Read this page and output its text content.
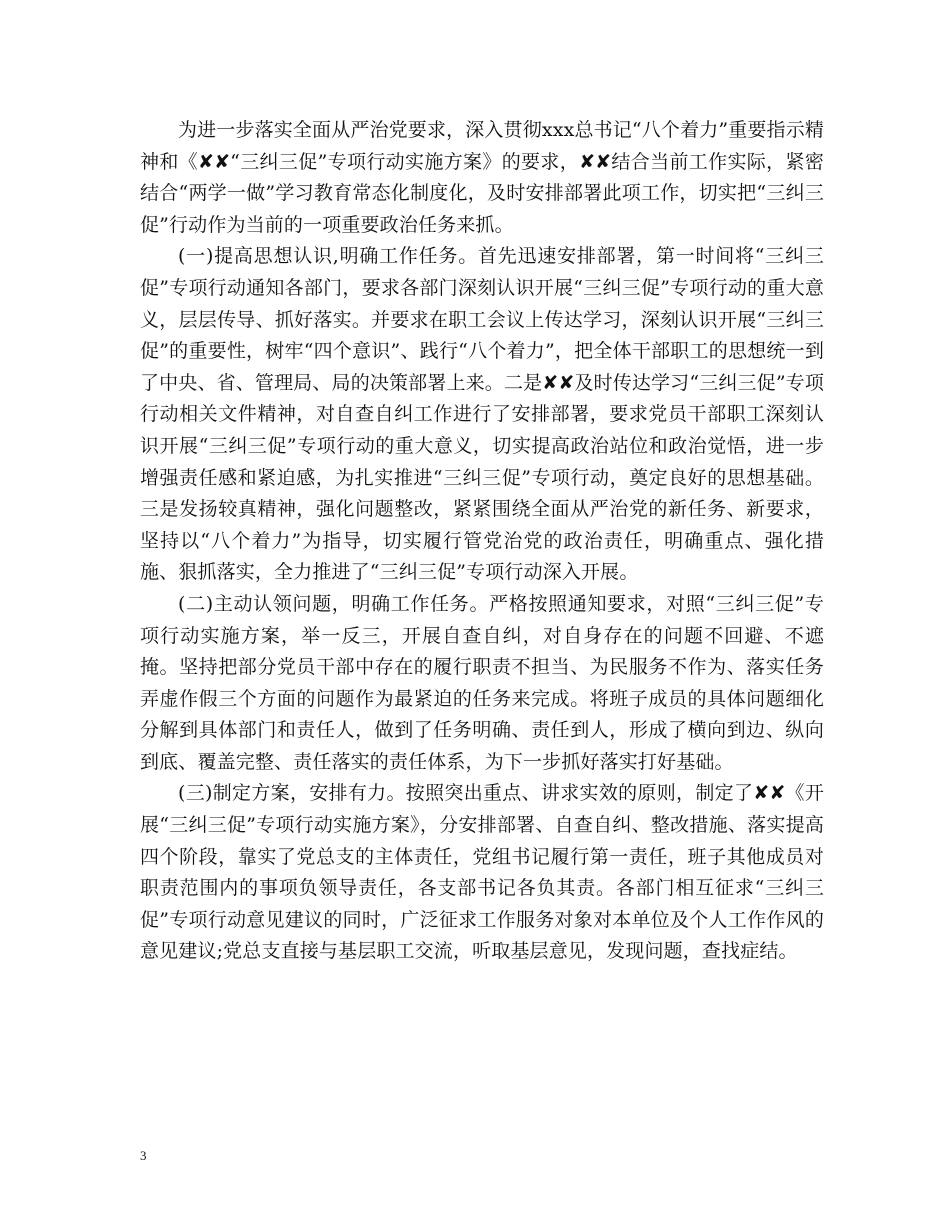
为进一步落实全面从严治党要求，深入贯彻xxx总书记“八个着力”重要指示精神和《✘✘“三纠三促”专项行动实施方案》的要求，✘✘结合当前工作实际，紧密结合“两学一做”学习教育常态化制度化，及时安排部署此项工作，切实把“三纠三促”行动作为当前的一项重要政治任务来抓。

(一)提高思想认识,明确工作任务。首先迅速安排部署，第一时间将“三纠三促”专项行动通知各部门，要求各部门深刻认识开展“三纠三促”专项行动的重大意义，层层传导、抓好落实。并要求在职工会议上传达学习，深刻认识开展“三纠三促”的重要性，树牢“四个意识”、践行“八个着力”，把全体干部职工的思想统一到了中央、省、管理局、局的决策部署上来。二是✘✘及时传达学习“三纠三促”专项行动相关文件精神，对自查自纠工作进行了安排部署，要求党员干部职工深刻认识开展“三纠三促”专项行动的重大意义，切实提高政治站位和政治觉悟，进一步增强责任感和紧迫感，为扎实推进“三纠三促”专项行动，奠定良好的思想基础。三是发扬较真精神，强化问题整改，紧紧围绕全面从严治党的新任务、新要求，坚持以“八个着力”为指导，切实履行管党治党的政治责任，明确重点、强化措施、狠抓落实，全力推进了“三纠三促”专项行动深入开展。

(二)主动认领问题，明确工作任务。严格按照通知要求，对照“三纠三促”专项行动实施方案，举一反三，开展自查自纠，对自身存在的问题不回避、不遮掩。坚持把部分党员干部中存在的履行职责不担当、为民服务不作为、落实任务弄虚作假三个方面的问题作为最紧迫的任务来完成。将班子成员的具体问题细化分解到具体部门和责任人，做到了任务明确、责任到人，形成了横向到边、纵向到底、覆盖完整、责任落实的责任体系，为下一步抓好落实打好基础。

(三)制定方案，安排有力。按照突出重点、讲求实效的原则，制定了✘✘《开展“三纠三促”专项行动实施方案》，分安排部署、自查自纠、整改措施、落实提高四个阶段，靠实了党总支的主体责任，党组书记履行第一责任，班子其他成员对职责范围内的事项负领导责任，各支部书记各负其责。各部门相互征求“三纠三促”专项行动意见建议的同时，广泛征求工作服务对象对本单位及个人工作作风的意见建议;党总支直接与基层职工交流，听取基层意见，发现问题，查找症结。

3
- - -
Transcribe the whole listing, character for character, but not its images.

- THE REPLY -
Read this page and output its text content.
为进一步落实全面从严治党要求，深入贯彻xxx总书记“八个着力”重要指示精神和《✘✘“三纠三促”专项行动实施方案》的要求，✘✘结合当前工作实际，紧密结合“两学一做”学习教育常态化制度化，及时安排部署此项工作，切实把“三纠三促”行动作为当前的一项重要政治任务来抓。

(一)提高思想认识,明确工作任务。首先迅速安排部署，第一时间将“三纠三促”专项行动通知各部门，要求各部门深刻认识开展“三纠三促”专项行动的重大意义，层层传导、抓好落实。并要求在职工会议上传达学习，深刻认识开展“三纠三促”的重要性，树牢“四个意识”、践行“八个着力”，把全体干部职工的思想统一到了中央、省、管理局、局的决策部署上来。二是✘✘及时传达学习“三纠三促”专项行动相关文件精神，对自查自纠工作进行了安排部署，要求党员干部职工深刻认识开展“三纠三促”专项行动的重大意义，切实提高政治站位和政治觉悟，进一步增强责任感和紧迫感，为扎实推进“三纠三促”专项行动，奠定良好的思想基础。三是发扬较真精神，强化问题整改，紧紧围绕全面从严治党的新任务、新要求，坚持以“八个着力”为指导，切实履行管党治党的政治责任，明确重点、强化措施、狠抓落实，全力推进了“三纠三促”专项行动深入开展。

(二)主动认领问题，明确工作任务。严格按照通知要求，对照“三纠三促”专项行动实施方案，举一反三，开展自查自纠，对自身存在的问题不回避、不遮掩。坚持把部分党员干部中存在的履行职责不担当、为民服务不作为、落实任务弄虚作假三个方面的问题作为最紧迫的任务来完成。将班子成员的具体问题细化分解到具体部门和责任人，做到了任务明确、责任到人，形成了横向到边、纵向到底、覆盖完整、责任落实的责任体系，为下一步抓好落实打好基础。

(三)制定方案，安排有力。按照突出重点、讲求实效的原则，制定了✘✘《开展“三纠三促”专项行动实施方案》，分安排部署、自查自纠、整改措施、落实提高四个阶段，靠实了党总支的主体责任，党组书记履行第一责任，班子其他成员对职责范围内的事项负领导责任，各支部书记各负其责。各部门相互征求“三纠三促”专项行动意见建议的同时，广泛征求工作服务对象对本单位及个人工作作风的意见建议;党总支直接与基层职工交流，听取基层意见，发现问题，查找症结。

3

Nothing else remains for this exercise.